### Supplied material

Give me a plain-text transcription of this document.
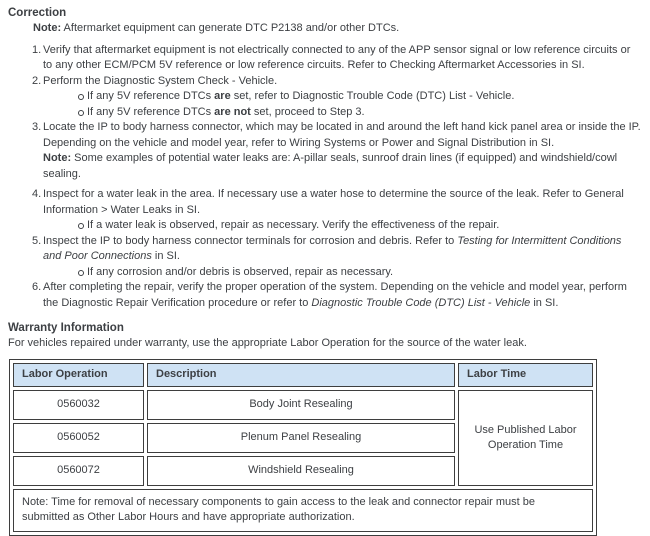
Correction
Note: Aftermarket equipment can generate DTC P2138 and/or other DTCs.
1. Verify that aftermarket equipment is not electrically connected to any of the APP sensor signal or low reference circuits or to any other ECM/PCM 5V reference or low reference circuits. Refer to Checking Aftermarket Accessories in SI.
2. Perform the Diagnostic System Check - Vehicle.
If any 5V reference DTCs are set, refer to Diagnostic Trouble Code (DTC) List - Vehicle.
If any 5V reference DTCs are not set, proceed to Step 3.
3. Locate the IP to body harness connector, which may be located in and around the left hand kick panel area or inside the IP. Depending on the vehicle and model year, refer to Wiring Systems or Power and Signal Distribution in SI.
Note: Some examples of potential water leaks are: A-pillar seals, sunroof drain lines (if equipped) and windshield/cowl sealing.
4. Inspect for a water leak in the area. If necessary use a water hose to determine the source of the leak. Refer to General Information > Water Leaks in SI.
If a water leak is observed, repair as necessary. Verify the effectiveness of the repair.
5. Inspect the IP to body harness connector terminals for corrosion and debris. Refer to Testing for Intermittent Conditions and Poor Connections in SI.
If any corrosion and/or debris is observed, repair as necessary.
6. After completing the repair, verify the proper operation of the system. Depending on the vehicle and model year, perform the Diagnostic Repair Verification procedure or refer to Diagnostic Trouble Code (DTC) List - Vehicle in SI.
Warranty Information
For vehicles repaired under warranty, use the appropriate Labor Operation for the source of the water leak.
Labor Operation	Description	Labor Time
0560032	Body Joint Resealing	Use Published Labor Operation Time
0560052	Plenum Panel Resealing	
0560072	Windshield Resealing	
Note: Time for removal of necessary components to gain access to the leak and connector repair must be submitted as Other Labor Hours and have appropriate authorization.		
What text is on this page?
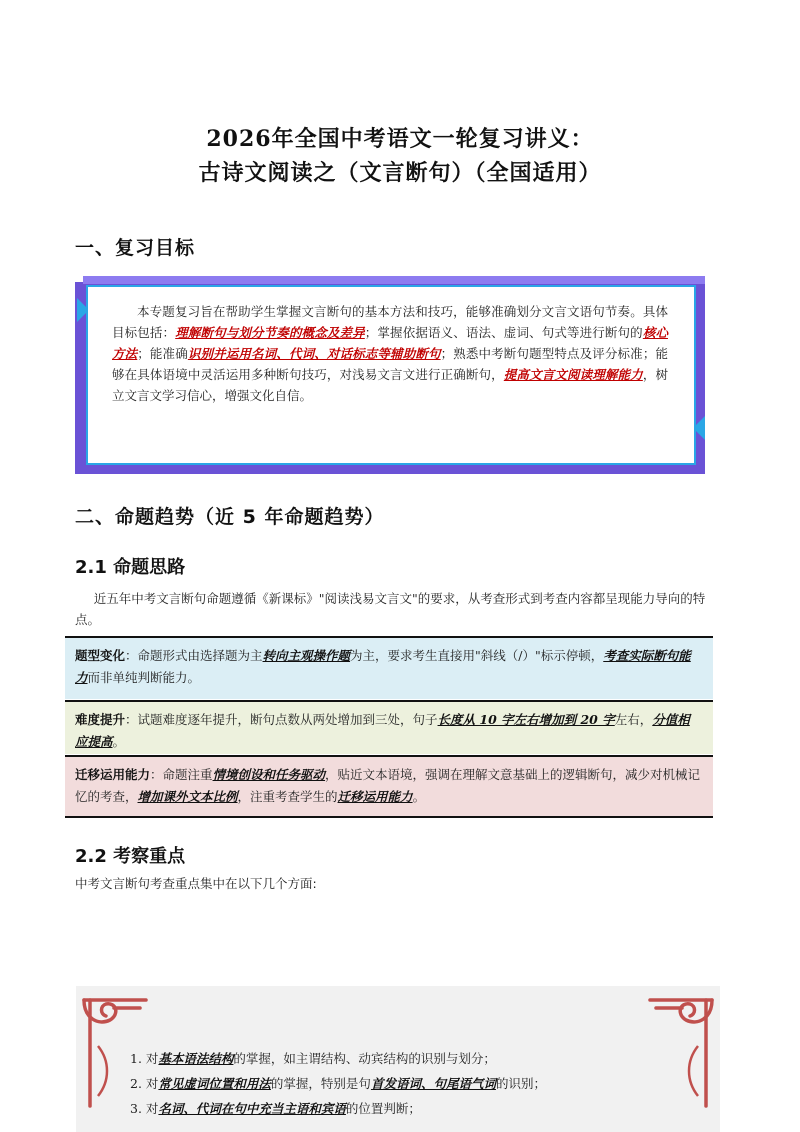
2026年全国中考语文一轮复习讲义：
古诗文阅读之（文言断句）（全国适用）
一、复习目标

本专题复习旨在帮助学生掌握文言断句的基本方法和技巧，能够准确划分文言文语句节奏。具体目标包括：理解断句与划分节奏的概念及差异；掌握依据语义、语法、虚词、句式等进行断句的核心方法；能准确识别并运用名词、代词、对话标志等辅助断句；熟悉中考断句题型特点及评分标准；能够在具体语境中灵活运用多种断句技巧，对浅易文言文进行正确断句，提高文言文阅读理解能力，树立文言文学习信心，增强文化自信。

二、命题趋势（近 5 年命题趋势）
2.1 命题思路
近五年中考文言断句命题遵循《新课标》"阅读浅易文言文"的要求，从考查形式到考查内容都呈现能力导向的特点。
题型变化：命题形式由选择题为主转向主观操作题为主，要求考生直接用"斜线（/）"标示停顿，考查实际断句能力而非单纯判断能力。
难度提升：试题难度逐年提升，断句点数从两处增加到三处，句子长度从 10 字左右增加到 20 字左右，分值相应提高。
迁移运用能力：命题注重情境创设和任务驱动，贴近文本语境，强调在理解文意基础上的逻辑断句，减少对机械记忆的考查，增加课外文本比例，注重考查学生的迁移运用能力。
2.2 考察重点
中考文言断句考查重点集中在以下几个方面:
1. 对基本语法结构的掌握，如主谓结构、动宾结构的识别与划分；
2. 对常见虚词位置和用法的掌握，特别是句首发语词、句尾语气词的识别；
3. 对名词、代词在句中充当主语和宾语的位置判断；
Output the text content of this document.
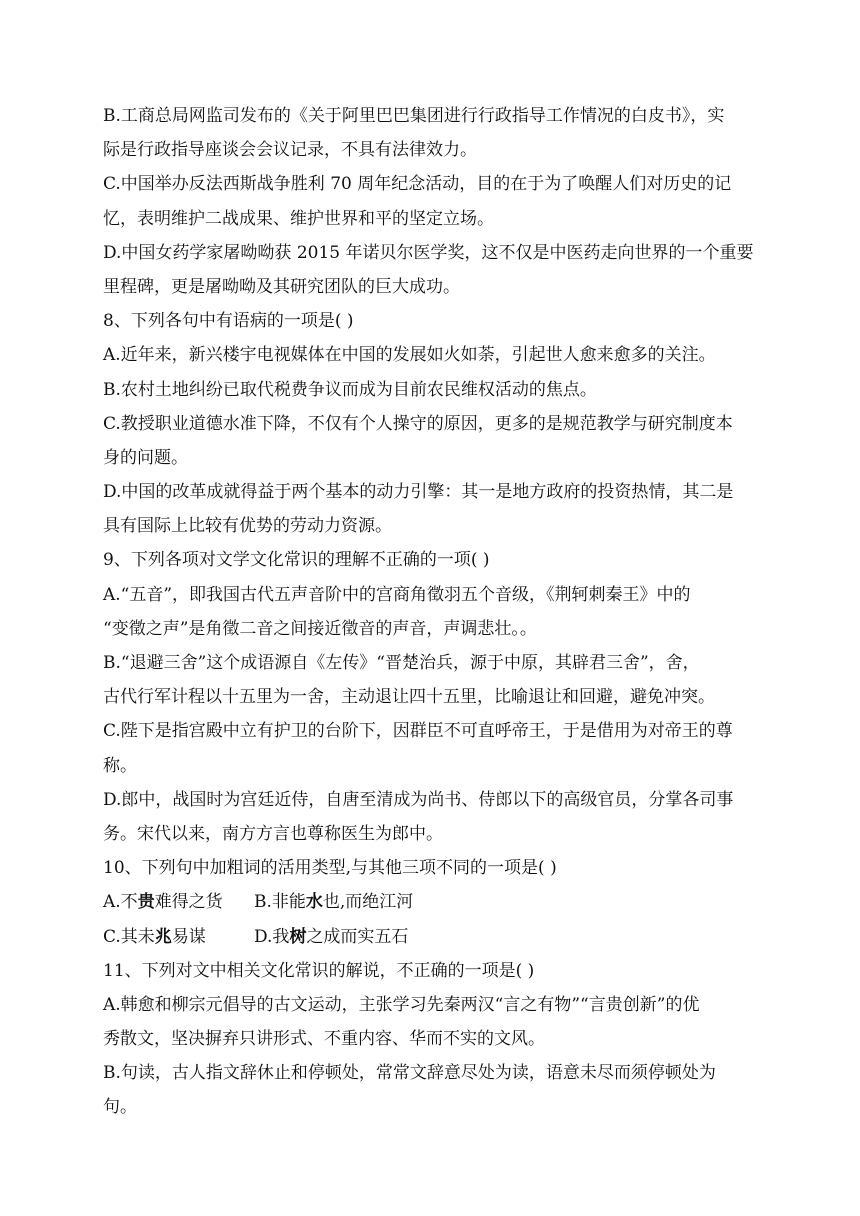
B.工商总局网监司发布的《关于阿里巴巴集团进行行政指导工作情况的白皮书》，实
际是行政指导座谈会会议记录，不具有法律效力。
C.中国举办反法西斯战争胜利 70 周年纪念活动，目的在于为了唤醒人们对历史的记
忆，表明维护二战成果、维护世界和平的坚定立场。
D.中国女药学家屠呦呦获 2015 年诺贝尔医学奖，这不仅是中医药走向世界的一个重要
里程碑，更是屠呦呦及其研究团队的巨大成功。
8、下列各句中有语病的一项是( )
A.近年来，新兴楼宇电视媒体在中国的发展如火如荼，引起世人愈来愈多的关注。
B.农村土地纠纷已取代税费争议而成为目前农民维权活动的焦点。
C.教授职业道德水准下降，不仅有个人操守的原因，更多的是规范教学与研究制度本
身的问题。
D.中国的改革成就得益于两个基本的动力引擎：其一是地方政府的投资热情，其二是
具有国际上比较有优势的劳动力资源。
9、下列各项对文学文化常识的理解不正确的一项( )
A.“五音”，即我国古代五声音阶中的宫商角徵羽五个音级，《荆轲刺秦王》中的
“变徵之声”是角徵二音之间接近徵音的声音，声调悲壮。。
B.“退避三舍”这个成语源自《左传》“晋楚治兵，源于中原，其辟君三舍”，舍，
古代行军计程以十五里为一舍，主动退让四十五里，比喻退让和回避，避免冲突。
C.陛下是指宫殿中立有护卫的台阶下，因群臣不可直呼帝王，于是借用为对帝王的尊
称。
D.郎中，战国时为宫廷近侍，自唐至清成为尚书、侍郎以下的高级官员，分掌各司事
务。宋代以来，南方方言也尊称医生为郎中。
10、下列句中加粗词的活用类型,与其他三项不同的一项是( )
A.不贵难得之货 B.非能水也,而绝江河
C.其未兆易谋	D.我树之成而实五石
11、下列对文中相关文化常识的解说，不正确的一项是( )
A.韩愈和柳宗元倡导的古文运动，主张学习先秦两汉“言之有物”“言贵创新”的优
秀散文，坚决摒弃只讲形式、不重内容、华而不实的文风。
B.句读，古人指文辞休止和停顿处，常常文辞意尽处为读，语意未尽而须停顿处为
句。
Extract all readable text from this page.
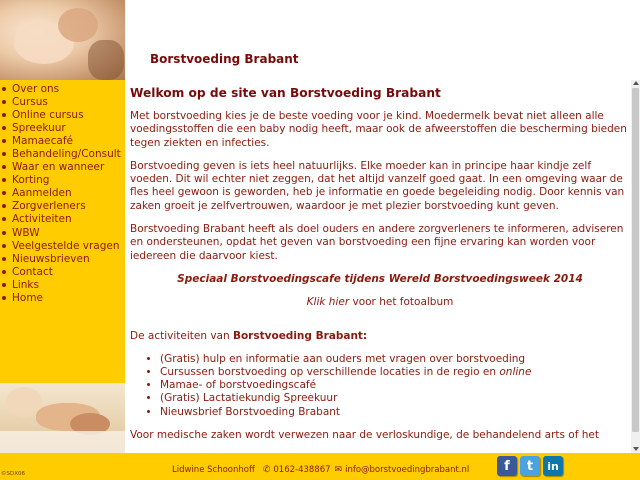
Borstvoeding Brabant
Over ons
Cursus
Online cursus
Spreekuur
Mamaecafé
Behandeling/Consult
Waar en wanneer
Korting
Aanmelden
Zorgverleners
Activiteiten
WBW
Veelgestelde vragen
Nieuwsbrieven
Contact
Links
Home
Welkom op de site van Borstvoeding Brabant

Met borstvoeding kies je de beste voeding voor je kind. Moedermelk bevat niet alleen alle voedingsstoffen die een baby nodig heeft, maar ook de afweerstoffen die bescherming bieden tegen ziekten en infecties.

Borstvoeding geven is iets heel natuurlijks. Elke moeder kan in principe haar kindje zelf voeden. Dit wil echter niet zeggen, dat het altijd vanzelf goed gaat. In een omgeving waar de fles heel gewoon is geworden, heb je informatie en goede begeleiding nodig. Door kennis van zaken groeit je zelfvertrouwen, waardoor je met plezier borstvoeding kunt geven.

Borstvoeding Brabant heeft als doel ouders en andere zorgverleners te informeren, adviseren en ondersteunen, opdat het geven van borstvoeding een fijne ervaring kan worden voor iedereen die daarvoor kiest.

Speciaal Borstvoedingscafe tijdens Wereld Borstvoedingsweek 2014

Klik hier voor het fotoalbum

De activiteiten van Borstvoeding Brabant:

• (Gratis) hulp en informatie aan ouders met vragen over borstvoeding
• Cursussen borstvoeding op verschillende locaties in de regio en online
• Mamae- of borstvoedingscafé
• (Gratis) Lactatiekundig Spreekuur
• Nieuwsbrief Borstvoeding Brabant

Voor medische zaken wordt verwezen naar de verloskundige, de behandelend arts of het

©SDX06	Lidwine Schoonhoff ✆ 0162-438867 ✉ info@borstvoedingbrabant.nl	f	t	in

### What to produce
Leave out the pictures and copy everything else in the records word for word.

### Response
Give me a plain-text transcription of this document.
Correction
Note: Aftermarket equipment can generate DTC P2138 and/or other DTCs.
1. Verify that aftermarket equipment is not electrically connected to any of the APP sensor signal or low reference circuits or to any other ECM/PCM 5V reference or low reference circuits. Refer to Checking Aftermarket Accessories in SI.
2. Perform the Diagnostic System Check - Vehicle.
If any 5V reference DTCs are set, refer to Diagnostic Trouble Code (DTC) List - Vehicle.
If any 5V reference DTCs are not set, proceed to Step 3.
3. Locate the IP to body harness connector, which may be located in and around the left hand kick panel area or inside the IP. Depending on the vehicle and model year, refer to Wiring Systems or Power and Signal Distribution in SI.
Note: Some examples of potential water leaks are: A-pillar seals, sunroof drain lines (if equipped) and windshield/cowl sealing.
4. Inspect for a water leak in the area. If necessary use a water hose to determine the source of the leak. Refer to General Information > Water Leaks in SI.
If a water leak is observed, repair as necessary. Verify the effectiveness of the repair.
5. Inspect the IP to body harness connector terminals for corrosion and debris. Refer to Testing for Intermittent Conditions and Poor Connections in SI.
If any corrosion and/or debris is observed, repair as necessary.
6. After completing the repair, verify the proper operation of the system. Depending on the vehicle and model year, perform the Diagnostic Repair Verification procedure or refer to Diagnostic Trouble Code (DTC) List - Vehicle in SI.
Warranty Information
For vehicles repaired under warranty, use the appropriate Labor Operation for the source of the water leak.
Labor Operation	Description	Labor Time
0560032	Body Joint Resealing	Use Published Labor Operation Time
0560052	Plenum Panel Resealing	
0560072	Windshield Resealing	
Note: Time for removal of necessary components to gain access to the leak and connector repair must be submitted as Other Labor Hours and have appropriate authorization.		
What text is on this page?
2026年全国中考语文一轮复习讲义：
古诗文阅读之（文言断句）（全国适用）
一、复习目标

本专题复习旨在帮助学生掌握文言断句的基本方法和技巧，能够准确划分文言文语句节奏。具体目标包括：理解断句与划分节奏的概念及差异；掌握依据语义、语法、虚词、句式等进行断句的核心方法；能准确识别并运用名词、代词、对话标志等辅助断句；熟悉中考断句题型特点及评分标准；能够在具体语境中灵活运用多种断句技巧，对浅易文言文进行正确断句，提高文言文阅读理解能力，树立文言文学习信心，增强文化自信。

二、命题趋势（近 5 年命题趋势）
2.1 命题思路
近五年中考文言断句命题遵循《新课标》"阅读浅易文言文"的要求，从考查形式到考查内容都呈现能力导向的特点。
题型变化：命题形式由选择题为主转向主观操作题为主，要求考生直接用"斜线（/）"标示停顿，考查实际断句能力而非单纯判断能力。
难度提升：试题难度逐年提升，断句点数从两处增加到三处，句子长度从 10 字左右增加到 20 字左右，分值相应提高。
迁移运用能力：命题注重情境创设和任务驱动，贴近文本语境，强调在理解文意基础上的逻辑断句，减少对机械记忆的考查，增加课外文本比例，注重考查学生的迁移运用能力。
2.2 考察重点
中考文言断句考查重点集中在以下几个方面:
1. 对基本语法结构的掌握，如主谓结构、动宾结构的识别与划分；
2. 对常见虚词位置和用法的掌握，特别是句首发语词、句尾语气词的识别；
3. 对名词、代词在句中充当主语和宾语的位置判断；
Output the text content of this document.
B.工商总局网监司发布的《关于阿里巴巴集团进行行政指导工作情况的白皮书》，实
际是行政指导座谈会会议记录，不具有法律效力。
C.中国举办反法西斯战争胜利 70 周年纪念活动，目的在于为了唤醒人们对历史的记
忆，表明维护二战成果、维护世界和平的坚定立场。
D.中国女药学家屠呦呦获 2015 年诺贝尔医学奖，这不仅是中医药走向世界的一个重要
里程碑，更是屠呦呦及其研究团队的巨大成功。
8、下列各句中有语病的一项是( )
A.近年来，新兴楼宇电视媒体在中国的发展如火如荼，引起世人愈来愈多的关注。
B.农村土地纠纷已取代税费争议而成为目前农民维权活动的焦点。
C.教授职业道德水准下降，不仅有个人操守的原因，更多的是规范教学与研究制度本
身的问题。
D.中国的改革成就得益于两个基本的动力引擎：其一是地方政府的投资热情，其二是
具有国际上比较有优势的劳动力资源。
9、下列各项对文学文化常识的理解不正确的一项( )
A.“五音”，即我国古代五声音阶中的宫商角徵羽五个音级，《荆轲刺秦王》中的
“变徵之声”是角徵二音之间接近徵音的声音，声调悲壮。。
B.“退避三舍”这个成语源自《左传》“晋楚治兵，源于中原，其辟君三舍”，舍，
古代行军计程以十五里为一舍，主动退让四十五里，比喻退让和回避，避免冲突。
C.陛下是指宫殿中立有护卫的台阶下，因群臣不可直呼帝王，于是借用为对帝王的尊
称。
D.郎中，战国时为宫廷近侍，自唐至清成为尚书、侍郎以下的高级官员，分掌各司事
务。宋代以来，南方方言也尊称医生为郎中。
10、下列句中加粗词的活用类型,与其他三项不同的一项是( )
A.不贵难得之货 B.非能水也,而绝江河
C.其未兆易谋	D.我树之成而实五石
11、下列对文中相关文化常识的解说，不正确的一项是( )
A.韩愈和柳宗元倡导的古文运动，主张学习先秦两汉“言之有物”“言贵创新”的优
秀散文，坚决摒弃只讲形式、不重内容、华而不实的文风。
B.句读，古人指文辞休止和停顿处，常常文辞意尽处为读，语意未尽而须停顿处为
句。
Extract all readable text from this page.
Borstvoeding Brabant
Over ons
Cursus
Online cursus
Spreekuur
Mamaecafé
Behandeling/Consult
Waar en wanneer
Korting
Aanmelden
Zorgverleners
Activiteiten
WBW
Veelgestelde vragen
Nieuwsbrieven
Contact
Links
Home
Welkom op de site van Borstvoeding Brabant

Met borstvoeding kies je de beste voeding voor je kind. Moedermelk bevat niet alleen alle voedingsstoffen die een baby nodig heeft, maar ook de afweerstoffen die bescherming bieden tegen ziekten en infecties.

Borstvoeding geven is iets heel natuurlijks. Elke moeder kan in principe haar kindje zelf voeden. Dit wil echter niet zeggen, dat het altijd vanzelf goed gaat. In een omgeving waar de fles heel gewoon is geworden, heb je informatie en goede begeleiding nodig. Door kennis van zaken groeit je zelfvertrouwen, waardoor je met plezier borstvoeding kunt geven.

Borstvoeding Brabant heeft als doel ouders en andere zorgverleners te informeren, adviseren en ondersteunen, opdat het geven van borstvoeding een fijne ervaring kan worden voor iedereen die daarvoor kiest.

Speciaal Borstvoedingscafe tijdens Wereld Borstvoedingsweek 2014

Klik hier voor het fotoalbum

De activiteiten van Borstvoeding Brabant:

• (Gratis) hulp en informatie aan ouders met vragen over borstvoeding
• Cursussen borstvoeding op verschillende locaties in de regio en online
• Mamae- of borstvoedingscafé
• (Gratis) Lactatiekundig Spreekuur
• Nieuwsbrief Borstvoeding Brabant

Voor medische zaken wordt verwezen naar de verloskundige, de behandelend arts of het

©SDX06	Lidwine Schoonhoff ✆ 0162-438867 ✉ info@borstvoedingbrabant.nl	f	t	in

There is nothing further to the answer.